* BEGIN SELECTED PASSAGE *

# Another OTTB to critique please!



## falling (Apr 13, 2014)

Hi guys, the last dude I was lookingat unfortunately got snapped up before I could even go look, and even I'm not reckless enough to buy a horse sight unseen (; So here's another OTTB i'd like critique on, conformation wise! I think she's a pretty little thing, but hey, what do I know. She'll be 5 in November, is 15.1-15.2 hh. Pictures were taken a week off the track, and since she has been let down for two months. 

I'll be hopefully doing some lower level outings with her in whatever I decide she and I both like, so probably a little bit of showing, lower level dressage, a bit of jumping, and pony club.


----------



## Raven13 (Apr 12, 2013)

Beautiful mare, she looks solid. Nice neck, reverse muscling due to her being an OTTB, but nice length and set on well. Good slope to her shoulder. I lover her front legs, they have a nice amount of bone to them, especially for a TB, the only thing that is "wrong" is the canons are a little on the long side, but nothing to worry about. Nice short back, but a bit butt high. Big powerful looking hind quarters, bit straight through the stifle, nice angle to the hocks. 

Go get this one before she gets snatched up too!


----------



## falling (Apr 13, 2014)

Thank you so much for the critique! 
_Posted via Mobile Device_


----------



## tinyliny (Oct 31, 2009)

funny, I see her totally differently. 

long front canons, weak coupling (wasp waisted), very slight sickle hocked, such a laid back shoulder that it will be very hard to fit a saddle, and Downhill. she is heavy, heavy on her forehand in all those photos.


----------



## Elana (Jan 28, 2011)

Adding to what Tiny said, she also has a rather low set point of shoulder which will restrict her front end free movement and reach as well as how high she gets her knees up over fences. 
The wasp waisted thing may be left over from the track.. but the rest is spot on.


----------



## Raven13 (Apr 12, 2013)

OTTBs can be expected to go on their forehand until they are retrained to carry their weight further back. When racing they pull with the shoulders rather than push with the hind, therefore are used to going on the forehand. Not to mention I never trust still pictures of horses, as there have been plenty times where I have seen a picture of a horse whom I know moves well and the moment at which the shot was taken makes them look as though they are a very poor mover. As for the "wasp wasted"-ness I believe it is due to her being racing fit, as the OP says these pictures were only taken when she was a week off the track, you can expect her to be tucked in like that. Yes, she is downhill (butt high) but only slightly so, and considering her age she may have a little more to grow and level out. She has a nice shoulder, I've seen plenty of horses with far more of a slope. Besides, isn't a "well sloped shoulder" what we're all after in a riding horse for freedom of movement?

* END SELECTED PASSAGE *
* BEGIN EXTRACTED DATA *

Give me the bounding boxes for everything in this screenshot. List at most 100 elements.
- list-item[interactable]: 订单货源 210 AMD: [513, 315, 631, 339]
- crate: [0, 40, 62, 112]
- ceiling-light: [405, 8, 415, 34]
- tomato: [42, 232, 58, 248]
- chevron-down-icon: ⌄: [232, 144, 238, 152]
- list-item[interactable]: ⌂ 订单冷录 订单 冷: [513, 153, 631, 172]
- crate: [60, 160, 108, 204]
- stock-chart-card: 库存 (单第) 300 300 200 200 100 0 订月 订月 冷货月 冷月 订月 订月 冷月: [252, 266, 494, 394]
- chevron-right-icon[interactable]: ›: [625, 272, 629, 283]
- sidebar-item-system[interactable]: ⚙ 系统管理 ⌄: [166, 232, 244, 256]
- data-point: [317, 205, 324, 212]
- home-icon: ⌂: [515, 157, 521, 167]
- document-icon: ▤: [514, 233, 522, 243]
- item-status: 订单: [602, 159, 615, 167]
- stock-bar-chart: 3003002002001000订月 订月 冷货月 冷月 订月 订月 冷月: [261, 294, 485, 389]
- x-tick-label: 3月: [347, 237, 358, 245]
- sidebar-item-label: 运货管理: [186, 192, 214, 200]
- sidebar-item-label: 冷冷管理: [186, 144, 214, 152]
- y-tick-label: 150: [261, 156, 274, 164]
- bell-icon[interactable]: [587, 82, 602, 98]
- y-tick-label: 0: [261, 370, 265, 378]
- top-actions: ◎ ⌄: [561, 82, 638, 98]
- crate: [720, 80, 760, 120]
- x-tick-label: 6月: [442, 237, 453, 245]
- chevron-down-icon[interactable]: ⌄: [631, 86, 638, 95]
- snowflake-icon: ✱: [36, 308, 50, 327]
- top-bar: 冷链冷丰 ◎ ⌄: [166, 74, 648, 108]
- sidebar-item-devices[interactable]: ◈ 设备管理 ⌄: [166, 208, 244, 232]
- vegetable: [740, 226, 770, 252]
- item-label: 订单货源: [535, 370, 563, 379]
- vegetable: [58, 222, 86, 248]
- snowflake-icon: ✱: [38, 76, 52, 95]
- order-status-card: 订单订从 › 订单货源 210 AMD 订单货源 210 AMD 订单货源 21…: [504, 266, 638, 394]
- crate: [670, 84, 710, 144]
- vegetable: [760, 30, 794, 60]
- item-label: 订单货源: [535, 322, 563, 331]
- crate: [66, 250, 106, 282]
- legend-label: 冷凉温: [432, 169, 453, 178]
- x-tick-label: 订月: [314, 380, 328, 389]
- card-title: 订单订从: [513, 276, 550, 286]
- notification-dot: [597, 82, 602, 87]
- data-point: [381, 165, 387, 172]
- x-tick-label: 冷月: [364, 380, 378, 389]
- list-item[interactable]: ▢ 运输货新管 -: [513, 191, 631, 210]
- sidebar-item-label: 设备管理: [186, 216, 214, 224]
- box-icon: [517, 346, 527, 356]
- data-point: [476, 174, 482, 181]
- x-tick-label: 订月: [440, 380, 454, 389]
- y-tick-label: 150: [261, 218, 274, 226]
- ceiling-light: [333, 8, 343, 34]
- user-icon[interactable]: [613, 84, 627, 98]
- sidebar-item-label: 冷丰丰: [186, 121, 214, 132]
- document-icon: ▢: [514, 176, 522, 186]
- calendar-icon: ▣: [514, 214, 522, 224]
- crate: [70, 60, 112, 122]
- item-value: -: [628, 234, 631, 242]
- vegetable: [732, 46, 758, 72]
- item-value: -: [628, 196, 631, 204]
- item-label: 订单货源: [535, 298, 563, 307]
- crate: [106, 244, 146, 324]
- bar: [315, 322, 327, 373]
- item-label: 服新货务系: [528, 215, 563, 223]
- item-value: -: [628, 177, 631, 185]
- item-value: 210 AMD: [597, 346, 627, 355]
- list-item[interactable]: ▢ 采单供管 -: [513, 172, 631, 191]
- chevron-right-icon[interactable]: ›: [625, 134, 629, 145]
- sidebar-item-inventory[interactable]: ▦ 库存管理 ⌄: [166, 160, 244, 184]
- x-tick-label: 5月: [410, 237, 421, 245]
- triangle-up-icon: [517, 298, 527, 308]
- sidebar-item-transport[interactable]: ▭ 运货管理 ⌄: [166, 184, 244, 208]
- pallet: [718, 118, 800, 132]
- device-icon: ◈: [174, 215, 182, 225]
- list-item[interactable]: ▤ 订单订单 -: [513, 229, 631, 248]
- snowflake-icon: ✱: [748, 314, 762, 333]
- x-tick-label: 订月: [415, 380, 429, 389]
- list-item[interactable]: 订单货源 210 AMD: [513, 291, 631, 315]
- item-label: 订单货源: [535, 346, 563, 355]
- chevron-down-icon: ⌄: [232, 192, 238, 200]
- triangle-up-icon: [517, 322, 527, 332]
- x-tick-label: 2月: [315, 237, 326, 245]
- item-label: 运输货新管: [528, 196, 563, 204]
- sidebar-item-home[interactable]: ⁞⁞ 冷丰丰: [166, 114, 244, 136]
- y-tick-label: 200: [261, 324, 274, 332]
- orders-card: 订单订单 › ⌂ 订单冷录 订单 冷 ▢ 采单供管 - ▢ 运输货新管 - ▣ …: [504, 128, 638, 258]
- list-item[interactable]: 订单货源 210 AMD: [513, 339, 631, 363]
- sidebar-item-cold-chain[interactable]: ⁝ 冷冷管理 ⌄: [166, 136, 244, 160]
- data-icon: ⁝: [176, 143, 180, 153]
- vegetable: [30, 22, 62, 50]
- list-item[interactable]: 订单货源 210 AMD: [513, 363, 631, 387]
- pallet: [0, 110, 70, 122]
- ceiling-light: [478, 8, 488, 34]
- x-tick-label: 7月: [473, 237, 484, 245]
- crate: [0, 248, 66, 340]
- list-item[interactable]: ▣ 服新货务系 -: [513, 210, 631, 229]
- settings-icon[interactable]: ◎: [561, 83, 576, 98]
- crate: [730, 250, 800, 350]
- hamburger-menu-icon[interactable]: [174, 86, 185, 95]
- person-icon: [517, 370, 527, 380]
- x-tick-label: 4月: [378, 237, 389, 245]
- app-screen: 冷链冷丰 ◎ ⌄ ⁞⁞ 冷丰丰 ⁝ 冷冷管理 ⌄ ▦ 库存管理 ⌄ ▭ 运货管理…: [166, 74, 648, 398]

* END EXTRACTED DATA *

**WHAT YOU WILL DO:**
A - Output the stretch of the records from their first line through the line that contains "- y-tick-label: 150: [261, 218, 274, 226]", both ends included, reproducing each line verbatim.
B - Pick up the forum thread on the off-the-track Thoroughbred mare's conformation after its final post and continue it.

**WRITTEN ANSWERS:**
A -
Give me the bounding boxes for everything in this screenshot. List at most 100 elements.
- list-item[interactable]: 订单货源 210 AMD: [513, 315, 631, 339]
- crate: [0, 40, 62, 112]
- ceiling-light: [405, 8, 415, 34]
- tomato: [42, 232, 58, 248]
- chevron-down-icon: ⌄: [232, 144, 238, 152]
- list-item[interactable]: ⌂ 订单冷录 订单 冷: [513, 153, 631, 172]
- crate: [60, 160, 108, 204]
- stock-chart-card: 库存 (单第) 300 300 200 200 100 0 订月 订月 冷货月 冷月 订月 订月 冷月: [252, 266, 494, 394]
- chevron-right-icon[interactable]: ›: [625, 272, 629, 283]
- sidebar-item-system[interactable]: ⚙ 系统管理 ⌄: [166, 232, 244, 256]
- data-point: [317, 205, 324, 212]
- home-icon: ⌂: [515, 157, 521, 167]
- document-icon: ▤: [514, 233, 522, 243]
- item-status: 订单: [602, 159, 615, 167]
- stock-bar-chart: 3003002002001000订月 订月 冷货月 冷月 订月 订月 冷月: [261, 294, 485, 389]
- x-tick-label: 3月: [347, 237, 358, 245]
- sidebar-item-label: 运货管理: [186, 192, 214, 200]
- sidebar-item-label: 冷冷管理: [186, 144, 214, 152]
- y-tick-label: 150: [261, 156, 274, 164]
- bell-icon[interactable]: [587, 82, 602, 98]
- y-tick-label: 0: [261, 370, 265, 378]
- top-actions: ◎ ⌄: [561, 82, 638, 98]
- crate: [720, 80, 760, 120]
- x-tick-label: 6月: [442, 237, 453, 245]
- chevron-down-icon[interactable]: ⌄: [631, 86, 638, 95]
- snowflake-icon: ✱: [36, 308, 50, 327]
- top-bar: 冷链冷丰 ◎ ⌄: [166, 74, 648, 108]
- sidebar-item-devices[interactable]: ◈ 设备管理 ⌄: [166, 208, 244, 232]
- vegetable: [740, 226, 770, 252]
- item-label: 订单货源: [535, 370, 563, 379]
- vegetable: [58, 222, 86, 248]
- snowflake-icon: ✱: [38, 76, 52, 95]
- order-status-card: 订单订从 › 订单货源 210 AMD 订单货源 210 AMD 订单货源 21…: [504, 266, 638, 394]
- crate: [670, 84, 710, 144]
- vegetable: [760, 30, 794, 60]
- item-label: 订单货源: [535, 322, 563, 331]
- crate: [66, 250, 106, 282]
- legend-label: 冷凉温: [432, 169, 453, 178]
- x-tick-label: 订月: [314, 380, 328, 389]
- card-title: 订单订从: [513, 276, 550, 286]
- notification-dot: [597, 82, 602, 87]
- data-point: [381, 165, 387, 172]
- x-tick-label: 冷月: [364, 380, 378, 389]
- list-item[interactable]: ▢ 运输货新管 -: [513, 191, 631, 210]
- sidebar-item-label: 设备管理: [186, 216, 214, 224]
- box-icon: [517, 346, 527, 356]
- data-point: [476, 174, 482, 181]
- x-tick-label: 订月: [440, 380, 454, 389]
- y-tick-label: 150: [261, 218, 274, 226]

B -
She's got some faults, they're all minor. As an over all horse shes lovely. She has somethings to work on in bother filling out and re-training, but seeing as you continue to look at OTTBs you're probably well aware that they usually have somethings to work on an sometimes can be a crapshoot. 

Good luck in whatever you decide


----------



## greentree (Feb 27, 2013)

Go get her, cuz it looks like where she is is an accident waiting to happen....she is pretty.


----------



## falling (Apr 13, 2014)

Thank you for all the critique! I am going to look at her some time this week, and maybe take a few pictures for further critiquing. I'm not going to rush into a purchase, and I'll be aware of the whole 'lack of reach' thing. But of her conformation faults, are any likely to make her break down/not be fit for a riding horse? How much would her shoulder limit jumping? Also, what effect does a wasp waist have?


----------



## Elana (Jan 28, 2011)

Ahh... critique of stills.. need to look deeper and remember that a 3 d object has been flattened to a 2D medium. That said, here is the issue with the shoulder if your want to jump. The shoulder is steeper than desirable AND the point of shoulder is set low so that the humerus lays at a low angle and the angle from the scapula to humerus is a bit closed.

In the action shots she show no reach regardless of the level of training. She is not as downhill as many I have seen but she is down hill. One thing I like is her bone coupled with knees and hocks not largely at different heights.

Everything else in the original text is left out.